### Information shown ###

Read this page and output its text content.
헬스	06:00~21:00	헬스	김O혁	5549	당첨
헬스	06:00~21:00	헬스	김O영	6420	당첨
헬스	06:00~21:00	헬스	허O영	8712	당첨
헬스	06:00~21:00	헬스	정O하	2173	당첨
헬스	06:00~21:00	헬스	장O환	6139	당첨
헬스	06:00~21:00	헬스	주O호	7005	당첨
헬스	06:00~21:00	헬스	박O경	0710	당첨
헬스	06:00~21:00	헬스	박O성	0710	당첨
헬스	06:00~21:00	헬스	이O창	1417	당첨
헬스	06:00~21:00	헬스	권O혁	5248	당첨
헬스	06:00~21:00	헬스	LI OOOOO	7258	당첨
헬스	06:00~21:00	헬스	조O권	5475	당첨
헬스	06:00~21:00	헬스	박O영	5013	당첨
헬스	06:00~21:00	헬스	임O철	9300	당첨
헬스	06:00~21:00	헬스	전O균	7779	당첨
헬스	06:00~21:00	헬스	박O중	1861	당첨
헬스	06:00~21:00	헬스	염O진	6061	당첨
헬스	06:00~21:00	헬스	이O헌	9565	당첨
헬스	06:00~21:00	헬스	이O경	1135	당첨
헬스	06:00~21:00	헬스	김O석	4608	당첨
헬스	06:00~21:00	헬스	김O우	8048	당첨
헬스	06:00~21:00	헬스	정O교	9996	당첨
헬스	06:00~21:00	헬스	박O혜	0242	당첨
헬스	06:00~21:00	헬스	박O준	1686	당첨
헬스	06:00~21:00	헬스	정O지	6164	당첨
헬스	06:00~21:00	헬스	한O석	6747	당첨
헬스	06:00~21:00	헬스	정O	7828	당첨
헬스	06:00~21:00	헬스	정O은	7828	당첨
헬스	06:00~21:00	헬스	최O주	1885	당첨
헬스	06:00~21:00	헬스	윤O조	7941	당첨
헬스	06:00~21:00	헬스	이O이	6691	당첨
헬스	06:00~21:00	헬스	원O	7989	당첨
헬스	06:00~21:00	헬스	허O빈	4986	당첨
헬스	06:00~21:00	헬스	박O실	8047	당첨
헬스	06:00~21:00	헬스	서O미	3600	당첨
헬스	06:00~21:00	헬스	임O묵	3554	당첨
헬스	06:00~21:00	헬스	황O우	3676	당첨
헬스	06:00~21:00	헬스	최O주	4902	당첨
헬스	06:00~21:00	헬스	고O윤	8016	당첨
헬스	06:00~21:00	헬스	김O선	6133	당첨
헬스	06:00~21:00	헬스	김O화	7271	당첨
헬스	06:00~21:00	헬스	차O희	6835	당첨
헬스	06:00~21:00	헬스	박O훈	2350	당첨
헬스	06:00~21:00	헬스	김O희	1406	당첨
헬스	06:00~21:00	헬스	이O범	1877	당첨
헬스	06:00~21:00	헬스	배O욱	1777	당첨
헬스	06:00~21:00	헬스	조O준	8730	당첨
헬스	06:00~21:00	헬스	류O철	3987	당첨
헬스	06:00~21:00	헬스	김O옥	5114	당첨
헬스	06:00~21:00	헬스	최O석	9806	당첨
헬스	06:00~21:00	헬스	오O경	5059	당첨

###

• Instructions for the task:
Print all of the entries exactly as they are written.

• Response for this exercise:
Read this page and output its text content.
헬스	06:00~21:00	헬스	김O혁	5549	당첨
헬스	06:00~21:00	헬스	김O영	6420	당첨
헬스	06:00~21:00	헬스	허O영	8712	당첨
헬스	06:00~21:00	헬스	정O하	2173	당첨
헬스	06:00~21:00	헬스	장O환	6139	당첨
헬스	06:00~21:00	헬스	주O호	7005	당첨
헬스	06:00~21:00	헬스	박O경	0710	당첨
헬스	06:00~21:00	헬스	박O성	0710	당첨
헬스	06:00~21:00	헬스	이O창	1417	당첨
헬스	06:00~21:00	헬스	권O혁	5248	당첨
헬스	06:00~21:00	헬스	LI OOOOO	7258	당첨
헬스	06:00~21:00	헬스	조O권	5475	당첨
헬스	06:00~21:00	헬스	박O영	5013	당첨
헬스	06:00~21:00	헬스	임O철	9300	당첨
헬스	06:00~21:00	헬스	전O균	7779	당첨
헬스	06:00~21:00	헬스	박O중	1861	당첨
헬스	06:00~21:00	헬스	염O진	6061	당첨
헬스	06:00~21:00	헬스	이O헌	9565	당첨
헬스	06:00~21:00	헬스	이O경	1135	당첨
헬스	06:00~21:00	헬스	김O석	4608	당첨
헬스	06:00~21:00	헬스	김O우	8048	당첨
헬스	06:00~21:00	헬스	정O교	9996	당첨
헬스	06:00~21:00	헬스	박O혜	0242	당첨
헬스	06:00~21:00	헬스	박O준	1686	당첨
헬스	06:00~21:00	헬스	정O지	6164	당첨
헬스	06:00~21:00	헬스	한O석	6747	당첨
헬스	06:00~21:00	헬스	정O	7828	당첨
헬스	06:00~21:00	헬스	정O은	7828	당첨
헬스	06:00~21:00	헬스	최O주	1885	당첨
헬스	06:00~21:00	헬스	윤O조	7941	당첨
헬스	06:00~21:00	헬스	이O이	6691	당첨
헬스	06:00~21:00	헬스	원O	7989	당첨
헬스	06:00~21:00	헬스	허O빈	4986	당첨
헬스	06:00~21:00	헬스	박O실	8047	당첨
헬스	06:00~21:00	헬스	서O미	3600	당첨
헬스	06:00~21:00	헬스	임O묵	3554	당첨
헬스	06:00~21:00	헬스	황O우	3676	당첨
헬스	06:00~21:00	헬스	최O주	4902	당첨
헬스	06:00~21:00	헬스	고O윤	8016	당첨
헬스	06:00~21:00	헬스	김O선	6133	당첨
헬스	06:00~21:00	헬스	김O화	7271	당첨
헬스	06:00~21:00	헬스	차O희	6835	당첨
헬스	06:00~21:00	헬스	박O훈	2350	당첨
헬스	06:00~21:00	헬스	김O희	1406	당첨
헬스	06:00~21:00	헬스	이O범	1877	당첨
헬스	06:00~21:00	헬스	배O욱	1777	당첨
헬스	06:00~21:00	헬스	조O준	8730	당첨
헬스	06:00~21:00	헬스	류O철	3987	당첨
헬스	06:00~21:00	헬스	김O옥	5114	당첨
헬스	06:00~21:00	헬스	최O석	9806	당첨
헬스	06:00~21:00	헬스	오O경	5059	당첨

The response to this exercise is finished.